Aim = Leave out any picture and return the remaining listing below exactly as given.

Recorded data:
==================================================
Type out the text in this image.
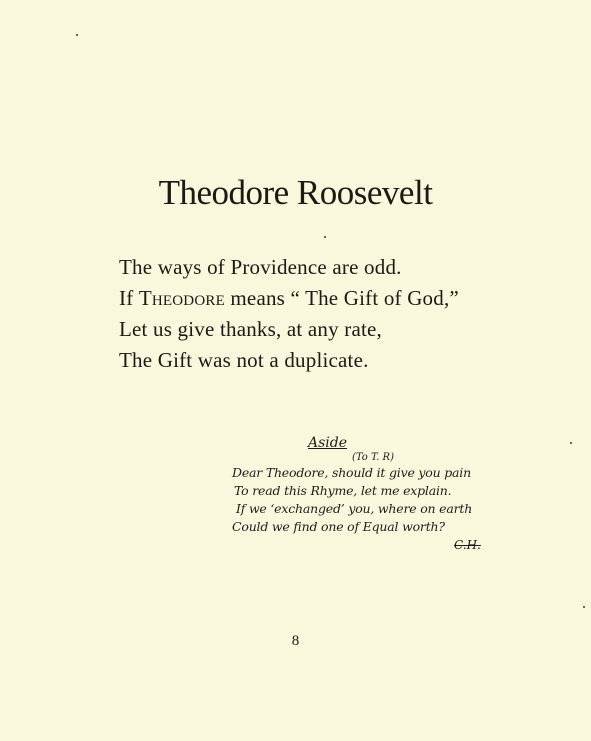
Theodore Roosevelt
The ways of Providence are odd.
If Theodore means “ The Gift of God,”
Let us give thanks, at any rate,
The Gift was not a duplicate.
Aside
(To T. R)
Dear Theodore, should it give you pain
To read this Rhyme, let me explain.
If we ‘exchanged’ you, where on earth
Could we find one of Equal worth?
C.H.
8
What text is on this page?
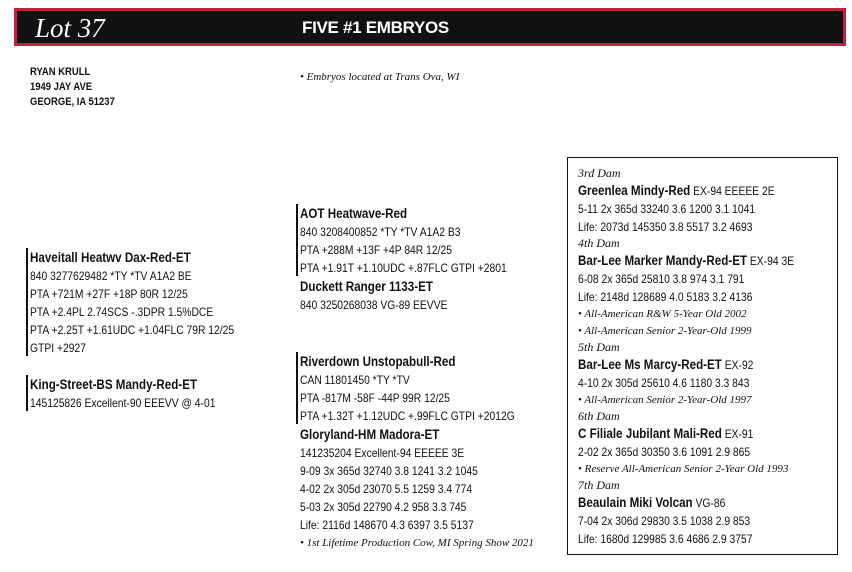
Lot 37	FIVE #1 EMBRYOS
RYAN KRULL
1949 JAY AVE
GEORGE, IA 51237
• Embryos located at Trans Ova, WI
Haveitall Heatwv Dax-Red-ET
840 3277629482 *TY *TV A1A2 BE
PTA +721M +27F +18P 80R 12/25
PTA +2.4PL 2.74SCS -.3DPR 1.5%DCE
PTA +2.25T +1.61UDC +1.04FLC 79R 12/25
GTPI +2927
King-Street-BS Mandy-Red-ET
145125826 Excellent-90 EEEVV @ 4-01
AOT Heatwave-Red
840 3208400852 *TY *TV A1A2 B3
PTA +288M +13F +4P 84R 12/25
PTA +1.91T +1.10UDC +.87FLC GTPI +2801
Duckett Ranger 1133-ET
840 3250268038 VG-89 EEVVE
Riverdown Unstopabull-Red
CAN 11801450 *TY *TV
PTA -817M -58F -44P 99R 12/25
PTA +1.32T +1.12UDC +.99FLC GTPI +2012G
Gloryland-HM Madora-ET
141235204 Excellent-94 EEEEE 3E
9-09 3x 365d 32740 3.8 1241 3.2 1045
4-02 2x 305d 23070 5.5 1259 3.4 774
5-03 2x 305d 22790 4.2 958 3.3 745
Life: 2116d 148670 4.3 6397 3.5 5137
• 1st Lifetime Production Cow, MI Spring Show 2021
3rd Dam
Greenlea Mindy-Red EX-94 EEEEE 2E
5-11 2x 365d 33240 3.6 1200 3.1 1041
Life: 2073d 145350 3.8 5517 3.2 4693
4th Dam
Bar-Lee Marker Mandy-Red-ET EX-94 3E
6-08 2x 365d 25810 3.8 974 3.1 791
Life: 2148d 128689 4.0 5183 3.2 4136
• All-American R&W 5-Year Old 2002
• All-American Senior 2-Year-Old 1999
5th Dam
Bar-Lee Ms Marcy-Red-ET EX-92
4-10 2x 305d 25610 4.6 1180 3.3 843
• All-American Senior 2-Year-Old 1997
6th Dam
C Filiale Jubilant Mali-Red EX-91
2-02 2x 365d 30350 3.6 1091 2.9 865
• Reserve All-American Senior 2-Year Old 1993
7th Dam
Beaulain Miki Volcan VG-86
7-04 2x 306d 29830 3.5 1038 2.9 853
Life: 1680d 129985 3.6 4686 2.9 3757
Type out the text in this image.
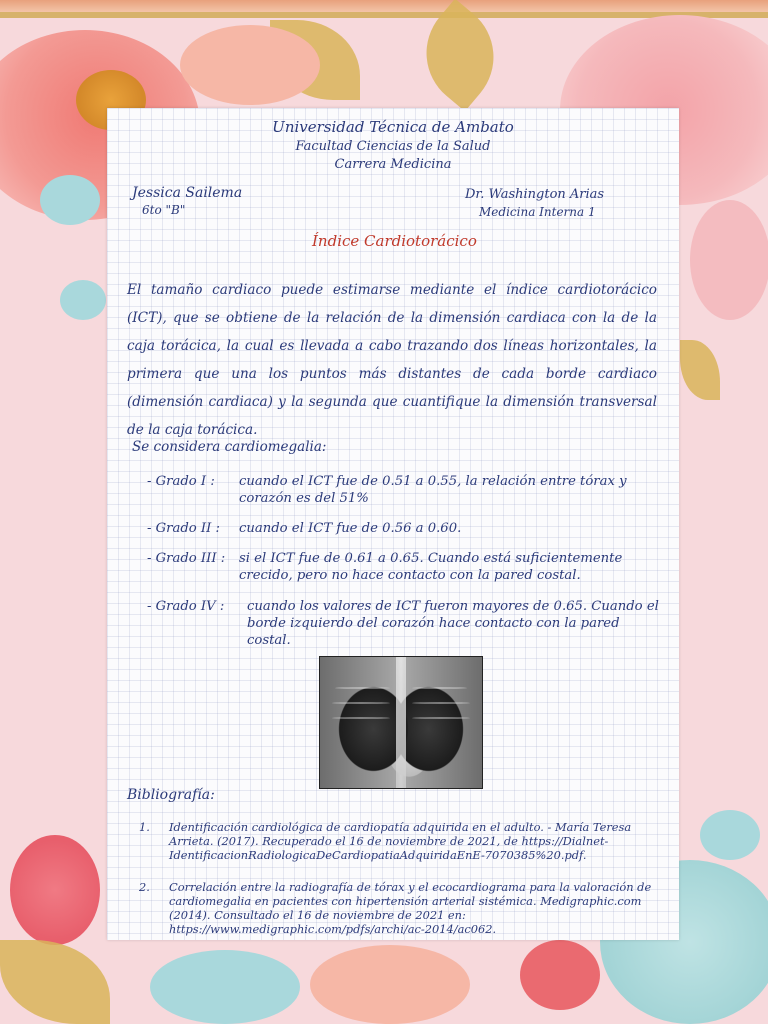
Universidad Técnica de Ambato
Facultad Ciencias de la Salud
Carrera Medicina
Jessica Sailema
6to "B"
Dr. Washington Arias
Medicina Interna 1
Índice Cardiotorácico
El tamaño cardiaco puede estimarse mediante el índice cardiotorácico (ICT), que se obtiene de la relación de la dimensión cardiaca con la de la caja torácica, la cual es llevada a cabo trazando dos líneas horizontales, la primera que una los puntos más distantes de cada borde cardiaco (dimensión cardiaca) y la segunda que cuantifique la dimensión transversal de la caja torácica.
Se considera cardiomegalia:
- Grado I : cuando el ICT fue de 0.51 a 0.55, la relación entre tórax y corazón es del 51%
- Grado II : cuando el ICT fue de 0.56 a 0.60.
- Grado III : si el ICT fue de 0.61 a 0.65. Cuando está suficientemente crecido, pero no hace contacto con la pared costal.
- Grado IV : cuando los valores de ICT fueron mayores de 0.65. Cuando el borde izquierdo del corazón hace contacto con la pared costal.
Bibliografía:
1. Identificación cardiológica de cardiopatía adquirida en el adulto. - María Teresa Arrieta. (2017). Recuperado el 16 de noviembre de 2021, de https://Dialnet-IdentificacionRadiologicaDeCardiopatiaAdquiridaEnE-7070385%20.pdf.
2. Correlación entre la radiografía de tórax y el ecocardiograma para la valoración de cardiomegalia en pacientes con hipertensión arterial sistémica. Medigraphic.com (2014). Consultado el 16 de noviembre de 2021 en: https://www.medigraphic.com/pdfs/archi/ac-2014/ac062.
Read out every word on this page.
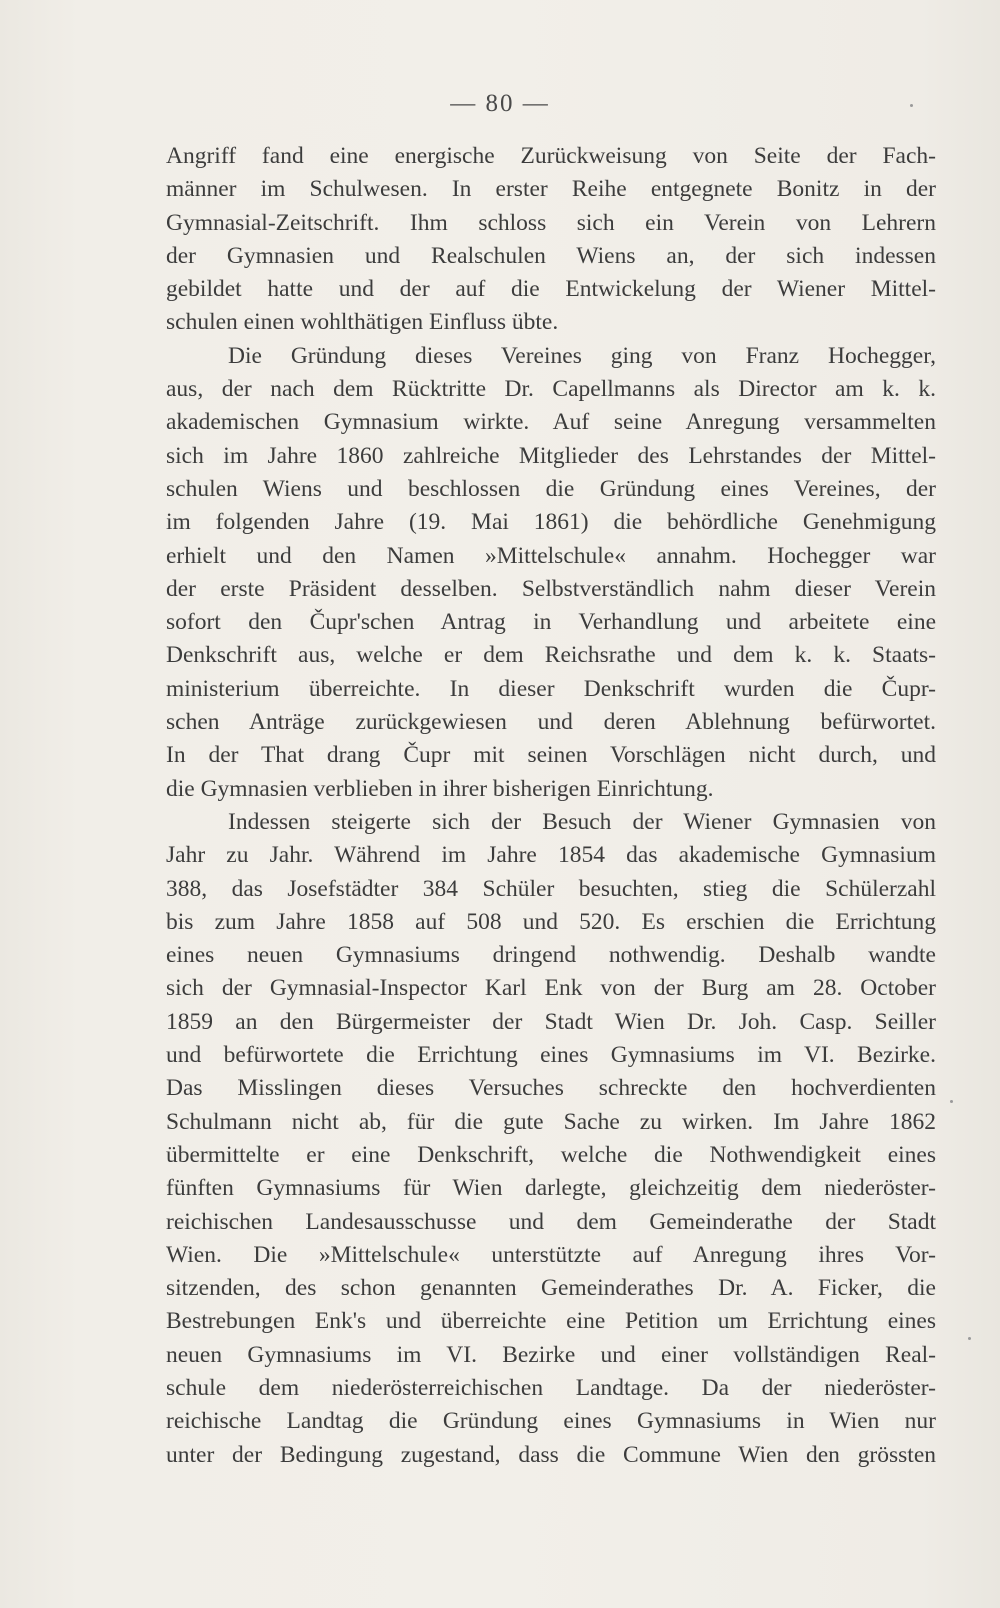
— 80 —
Angriff fand eine energische Zurückweisung von Seite der Fach-
männer im Schulwesen. In erster Reihe entgegnete Bonitz in der
Gymnasial-Zeitschrift. Ihm schloss sich ein Verein von Lehrern
der Gymnasien und Realschulen Wiens an, der sich indessen
gebildet hatte und der auf die Entwickelung der Wiener Mittel-
schulen einen wohlthätigen Einfluss übte.
Die Gründung dieses Vereines ging von Franz Hochegger,
aus, der nach dem Rücktritte Dr. Capellmanns als Director am k. k.
akademischen Gymnasium wirkte. Auf seine Anregung versammelten
sich im Jahre 1860 zahlreiche Mitglieder des Lehrstandes der Mittel-
schulen Wiens und beschlossen die Gründung eines Vereines, der
im folgenden Jahre (19. Mai 1861) die behördliche Genehmigung
erhielt und den Namen »Mittelschule« annahm. Hochegger war
der erste Präsident desselben. Selbstverständlich nahm dieser Verein
sofort den Čupr'schen Antrag in Verhandlung und arbeitete eine
Denkschrift aus, welche er dem Reichsrathe und dem k. k. Staats-
ministerium überreichte. In dieser Denkschrift wurden die Čupr-
schen Anträge zurückgewiesen und deren Ablehnung befürwortet.
In der That drang Čupr mit seinen Vorschlägen nicht durch, und
die Gymnasien verblieben in ihrer bisherigen Einrichtung.
Indessen steigerte sich der Besuch der Wiener Gymnasien von
Jahr zu Jahr. Während im Jahre 1854 das akademische Gymnasium
388, das Josefstädter 384 Schüler besuchten, stieg die Schülerzahl
bis zum Jahre 1858 auf 508 und 520. Es erschien die Errichtung
eines neuen Gymnasiums dringend nothwendig. Deshalb wandte
sich der Gymnasial-Inspector Karl Enk von der Burg am 28. October
1859 an den Bürgermeister der Stadt Wien Dr. Joh. Casp. Seiller
und befürwortete die Errichtung eines Gymnasiums im VI. Bezirke.
Das Misslingen dieses Versuches schreckte den hochverdienten
Schulmann nicht ab, für die gute Sache zu wirken. Im Jahre 1862
übermittelte er eine Denkschrift, welche die Nothwendigkeit eines
fünften Gymnasiums für Wien darlegte, gleichzeitig dem niederöster-
reichischen Landesausschusse und dem Gemeinderathe der Stadt
Wien. Die »Mittelschule« unterstützte auf Anregung ihres Vor-
sitzenden, des schon genannten Gemeinderathes Dr. A. Ficker, die
Bestrebungen Enk's und überreichte eine Petition um Errichtung eines
neuen Gymnasiums im VI. Bezirke und einer vollständigen Real-
schule dem niederösterreichischen Landtage. Da der niederöster-
reichische Landtag die Gründung eines Gymnasiums in Wien nur
unter der Bedingung zugestand, dass die Commune Wien den grössten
==================================================
Task answer =
Type out the text in this image.
Theodore Roosevelt
The ways of Providence are odd.
If Theodore means “ The Gift of God,”
Let us give thanks, at any rate,
The Gift was not a duplicate.
Aside
(To T. R)
Dear Theodore, should it give you pain
To read this Rhyme, let me explain.
If we ‘exchanged’ you, where on earth
Could we find one of Equal worth?
C.H.
8
What text is on this page?
Lot 37	FIVE #1 EMBRYOS
RYAN KRULL
1949 JAY AVE
GEORGE, IA 51237
• Embryos located at Trans Ova, WI
Haveitall Heatwv Dax-Red-ET
840 3277629482 *TY *TV A1A2 BE
PTA +721M +27F +18P 80R 12/25
PTA +2.4PL 2.74SCS -.3DPR 1.5%DCE
PTA +2.25T +1.61UDC +1.04FLC 79R 12/25
GTPI +2927
King-Street-BS Mandy-Red-ET
145125826 Excellent-90 EEEVV @ 4-01
AOT Heatwave-Red
840 3208400852 *TY *TV A1A2 B3
PTA +288M +13F +4P 84R 12/25
PTA +1.91T +1.10UDC +.87FLC GTPI +2801
Duckett Ranger 1133-ET
840 3250268038 VG-89 EEVVE
Riverdown Unstopabull-Red
CAN 11801450 *TY *TV
PTA -817M -58F -44P 99R 12/25
PTA +1.32T +1.12UDC +.99FLC GTPI +2012G
Gloryland-HM Madora-ET
141235204 Excellent-94 EEEEE 3E
9-09 3x 365d 32740 3.8 1241 3.2 1045
4-02 2x 305d 23070 5.5 1259 3.4 774
5-03 2x 305d 22790 4.2 958 3.3 745
Life: 2116d 148670 4.3 6397 3.5 5137
• 1st Lifetime Production Cow, MI Spring Show 2021
3rd Dam
Greenlea Mindy-Red EX-94 EEEEE 2E
5-11 2x 365d 33240 3.6 1200 3.1 1041
Life: 2073d 145350 3.8 5517 3.2 4693
4th Dam
Bar-Lee Marker Mandy-Red-ET EX-94 3E
6-08 2x 365d 25810 3.8 974 3.1 791
Life: 2148d 128689 4.0 5183 3.2 4136
• All-American R&W 5-Year Old 2002
• All-American Senior 2-Year-Old 1999
5th Dam
Bar-Lee Ms Marcy-Red-ET EX-92
4-10 2x 305d 25610 4.6 1180 3.3 843
• All-American Senior 2-Year-Old 1997
6th Dam
C Filiale Jubilant Mali-Red EX-91
2-02 2x 365d 30350 3.6 1091 2.9 865
• Reserve All-American Senior 2-Year Old 1993
7th Dam
Beaulain Miki Volcan VG-86
7-04 2x 306d 29830 3.5 1038 2.9 853
Life: 1680d 129985 3.6 4686 2.9 3757
Type out the text in this image.
Universidad Técnica de Ambato
Facultad Ciencias de la Salud
Carrera Medicina
Jessica Sailema
6to "B"
Dr. Washington Arias
Medicina Interna 1
Índice Cardiotorácico
El tamaño cardiaco puede estimarse mediante el índice cardiotorácico (ICT), que se obtiene de la relación de la dimensión cardiaca con la de la caja torácica, la cual es llevada a cabo trazando dos líneas horizontales, la primera que una los puntos más distantes de cada borde cardiaco (dimensión cardiaca) y la segunda que cuantifique la dimensión transversal de la caja torácica.
Se considera cardiomegalia:
- Grado I : cuando el ICT fue de 0.51 a 0.55, la relación entre tórax y corazón es del 51%
- Grado II : cuando el ICT fue de 0.56 a 0.60.
- Grado III : si el ICT fue de 0.61 a 0.65. Cuando está suficientemente crecido, pero no hace contacto con la pared costal.
- Grado IV : cuando los valores de ICT fueron mayores de 0.65. Cuando el borde izquierdo del corazón hace contacto con la pared costal.
Bibliografía:
1. Identificación cardiológica de cardiopatía adquirida en el adulto. - María Teresa Arrieta. (2017). Recuperado el 16 de noviembre de 2021, de https://Dialnet-IdentificacionRadiologicaDeCardiopatiaAdquiridaEnE-7070385%20.pdf.
2. Correlación entre la radiografía de tórax y el ecocardiograma para la valoración de cardiomegalia en pacientes con hipertensión arterial sistémica. Medigraphic.com (2014). Consultado el 16 de noviembre de 2021 en: https://www.medigraphic.com/pdfs/archi/ac-2014/ac062.
Read out every word on this page.
— 80 —
Angriff fand eine energische Zurückweisung von Seite der Fach-
männer im Schulwesen. In erster Reihe entgegnete Bonitz in der
Gymnasial-Zeitschrift. Ihm schloss sich ein Verein von Lehrern
der Gymnasien und Realschulen Wiens an, der sich indessen
gebildet hatte und der auf die Entwickelung der Wiener Mittel-
schulen einen wohlthätigen Einfluss übte.
Die Gründung dieses Vereines ging von Franz Hochegger,
aus, der nach dem Rücktritte Dr. Capellmanns als Director am k. k.
akademischen Gymnasium wirkte. Auf seine Anregung versammelten
sich im Jahre 1860 zahlreiche Mitglieder des Lehrstandes der Mittel-
schulen Wiens und beschlossen die Gründung eines Vereines, der
im folgenden Jahre (19. Mai 1861) die behördliche Genehmigung
erhielt und den Namen »Mittelschule« annahm. Hochegger war
der erste Präsident desselben. Selbstverständlich nahm dieser Verein
sofort den Čupr'schen Antrag in Verhandlung und arbeitete eine
Denkschrift aus, welche er dem Reichsrathe und dem k. k. Staats-
ministerium überreichte. In dieser Denkschrift wurden die Čupr-
schen Anträge zurückgewiesen und deren Ablehnung befürwortet.
In der That drang Čupr mit seinen Vorschlägen nicht durch, und
die Gymnasien verblieben in ihrer bisherigen Einrichtung.
Indessen steigerte sich der Besuch der Wiener Gymnasien von
Jahr zu Jahr. Während im Jahre 1854 das akademische Gymnasium
388, das Josefstädter 384 Schüler besuchten, stieg die Schülerzahl
bis zum Jahre 1858 auf 508 und 520. Es erschien die Errichtung
eines neuen Gymnasiums dringend nothwendig. Deshalb wandte
sich der Gymnasial-Inspector Karl Enk von der Burg am 28. October
1859 an den Bürgermeister der Stadt Wien Dr. Joh. Casp. Seiller
und befürwortete die Errichtung eines Gymnasiums im VI. Bezirke.
Das Misslingen dieses Versuches schreckte den hochverdienten
Schulmann nicht ab, für die gute Sache zu wirken. Im Jahre 1862
übermittelte er eine Denkschrift, welche die Nothwendigkeit eines
fünften Gymnasiums für Wien darlegte, gleichzeitig dem niederöster-
reichischen Landesausschusse und dem Gemeinderathe der Stadt
Wien. Die »Mittelschule« unterstützte auf Anregung ihres Vor-
sitzenden, des schon genannten Gemeinderathes Dr. A. Ficker, die
Bestrebungen Enk's und überreichte eine Petition um Errichtung eines
neuen Gymnasiums im VI. Bezirke und einer vollständigen Real-
schule dem niederösterreichischen Landtage. Da der niederöster-
reichische Landtag die Gründung eines Gymnasiums in Wien nur
unter der Bedingung zugestand, dass die Commune Wien den grössten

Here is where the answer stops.